▸ Stated task
Return every line of the material exactly.

Stored records:
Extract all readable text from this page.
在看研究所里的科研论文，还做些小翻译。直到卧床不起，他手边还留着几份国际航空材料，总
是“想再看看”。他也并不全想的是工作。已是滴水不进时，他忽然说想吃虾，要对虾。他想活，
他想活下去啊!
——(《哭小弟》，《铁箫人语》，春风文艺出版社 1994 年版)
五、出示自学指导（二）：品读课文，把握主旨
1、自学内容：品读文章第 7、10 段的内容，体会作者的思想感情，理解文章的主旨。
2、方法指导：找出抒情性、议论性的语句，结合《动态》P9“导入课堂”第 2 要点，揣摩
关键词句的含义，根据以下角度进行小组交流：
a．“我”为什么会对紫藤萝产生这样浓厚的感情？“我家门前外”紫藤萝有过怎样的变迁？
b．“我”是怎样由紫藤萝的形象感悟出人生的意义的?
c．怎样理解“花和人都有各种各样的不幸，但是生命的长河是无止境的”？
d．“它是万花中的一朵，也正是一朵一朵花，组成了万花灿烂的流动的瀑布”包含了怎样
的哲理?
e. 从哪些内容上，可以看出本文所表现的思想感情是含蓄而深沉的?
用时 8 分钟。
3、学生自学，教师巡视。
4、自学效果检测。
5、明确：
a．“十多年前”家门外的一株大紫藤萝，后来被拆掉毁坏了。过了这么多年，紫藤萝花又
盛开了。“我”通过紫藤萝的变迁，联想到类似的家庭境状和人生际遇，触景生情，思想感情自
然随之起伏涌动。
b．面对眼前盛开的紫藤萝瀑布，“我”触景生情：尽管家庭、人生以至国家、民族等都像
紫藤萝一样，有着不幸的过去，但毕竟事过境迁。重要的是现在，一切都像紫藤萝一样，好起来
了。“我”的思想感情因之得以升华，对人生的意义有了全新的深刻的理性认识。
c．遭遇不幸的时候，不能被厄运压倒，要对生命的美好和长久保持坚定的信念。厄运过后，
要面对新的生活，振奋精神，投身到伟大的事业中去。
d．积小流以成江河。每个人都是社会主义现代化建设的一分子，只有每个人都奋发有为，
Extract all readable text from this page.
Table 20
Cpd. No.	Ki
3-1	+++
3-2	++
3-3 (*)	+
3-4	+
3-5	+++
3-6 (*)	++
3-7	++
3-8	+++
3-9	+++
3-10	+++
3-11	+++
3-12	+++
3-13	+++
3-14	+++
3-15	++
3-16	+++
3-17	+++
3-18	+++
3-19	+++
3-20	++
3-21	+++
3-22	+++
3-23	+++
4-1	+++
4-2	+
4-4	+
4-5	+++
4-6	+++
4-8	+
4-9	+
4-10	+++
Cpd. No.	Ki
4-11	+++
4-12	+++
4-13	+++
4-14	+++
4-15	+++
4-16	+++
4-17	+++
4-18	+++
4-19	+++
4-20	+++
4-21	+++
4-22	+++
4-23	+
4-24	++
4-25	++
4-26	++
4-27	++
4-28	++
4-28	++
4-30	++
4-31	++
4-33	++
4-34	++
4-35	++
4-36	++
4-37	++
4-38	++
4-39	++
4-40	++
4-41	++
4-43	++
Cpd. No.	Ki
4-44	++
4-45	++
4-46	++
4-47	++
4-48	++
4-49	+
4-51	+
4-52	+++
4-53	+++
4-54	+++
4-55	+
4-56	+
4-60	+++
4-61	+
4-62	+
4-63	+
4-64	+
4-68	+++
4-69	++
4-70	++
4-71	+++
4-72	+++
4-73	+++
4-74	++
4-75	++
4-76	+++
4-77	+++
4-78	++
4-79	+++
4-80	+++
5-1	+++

▸ Final answer
Extract all readable text from this page.
在看研究所里的科研论文，还做些小翻译。直到卧床不起，他手边还留着几份国际航空材料，总
是“想再看看”。他也并不全想的是工作。已是滴水不进时，他忽然说想吃虾，要对虾。他想活，
他想活下去啊!
——(《哭小弟》，《铁箫人语》，春风文艺出版社 1994 年版)
五、出示自学指导（二）：品读课文，把握主旨
1、自学内容：品读文章第 7、10 段的内容，体会作者的思想感情，理解文章的主旨。
2、方法指导：找出抒情性、议论性的语句，结合《动态》P9“导入课堂”第 2 要点，揣摩
关键词句的含义，根据以下角度进行小组交流：
a．“我”为什么会对紫藤萝产生这样浓厚的感情？“我家门前外”紫藤萝有过怎样的变迁？
b．“我”是怎样由紫藤萝的形象感悟出人生的意义的?
c．怎样理解“花和人都有各种各样的不幸，但是生命的长河是无止境的”？
d．“它是万花中的一朵，也正是一朵一朵花，组成了万花灿烂的流动的瀑布”包含了怎样
的哲理?
e. 从哪些内容上，可以看出本文所表现的思想感情是含蓄而深沉的?
用时 8 分钟。
3、学生自学，教师巡视。
4、自学效果检测。
5、明确：
a．“十多年前”家门外的一株大紫藤萝，后来被拆掉毁坏了。过了这么多年，紫藤萝花又
盛开了。“我”通过紫藤萝的变迁，联想到类似的家庭境状和人生际遇，触景生情，思想感情自
然随之起伏涌动。
b．面对眼前盛开的紫藤萝瀑布，“我”触景生情：尽管家庭、人生以至国家、民族等都像
紫藤萝一样，有着不幸的过去，但毕竟事过境迁。重要的是现在，一切都像紫藤萝一样，好起来
了。“我”的思想感情因之得以升华，对人生的意义有了全新的深刻的理性认识。
c．遭遇不幸的时候，不能被厄运压倒，要对生命的美好和长久保持坚定的信念。厄运过后，
要面对新的生活，振奋精神，投身到伟大的事业中去。
d．积小流以成江河。每个人都是社会主义现代化建设的一分子，只有每个人都奋发有为，
Extract all readable text from this page.
Table 20
Cpd. No.	Ki
3-1	+++
3-2	++
3-3 (*)	+
3-4	+
3-5	+++
3-6 (*)	++
3-7	++
3-8	+++
3-9	+++
3-10	+++
3-11	+++
3-12	+++
3-13	+++
3-14	+++
3-15	++
3-16	+++
3-17	+++
3-18	+++
3-19	+++
3-20	++
3-21	+++
3-22	+++
3-23	+++
4-1	+++
4-2	+
4-4	+
4-5	+++
4-6	+++
4-8	+
4-9	+
4-10	+++
Cpd. No.	Ki
4-11	+++
4-12	+++
4-13	+++
4-14	+++
4-15	+++
4-16	+++
4-17	+++
4-18	+++
4-19	+++
4-20	+++
4-21	+++
4-22	+++
4-23	+
4-24	++
4-25	++
4-26	++
4-27	++
4-28	++
4-28	++
4-30	++
4-31	++
4-33	++
4-34	++
4-35	++
4-36	++
4-37	++
4-38	++
4-39	++
4-40	++
4-41	++
4-43	++
Cpd. No.	Ki
4-44	++
4-45	++
4-46	++
4-47	++
4-48	++
4-49	+
4-51	+
4-52	+++
4-53	+++
4-54	+++
4-55	+
4-56	+
4-60	+++
4-61	+
4-62	+
4-63	+
4-64	+
4-68	+++
4-69	++
4-70	++
4-71	+++
4-72	+++
4-73	+++
4-74	++
4-75	++
4-76	+++
4-77	+++
4-78	++
4-79	+++
4-80	+++
5-1	+++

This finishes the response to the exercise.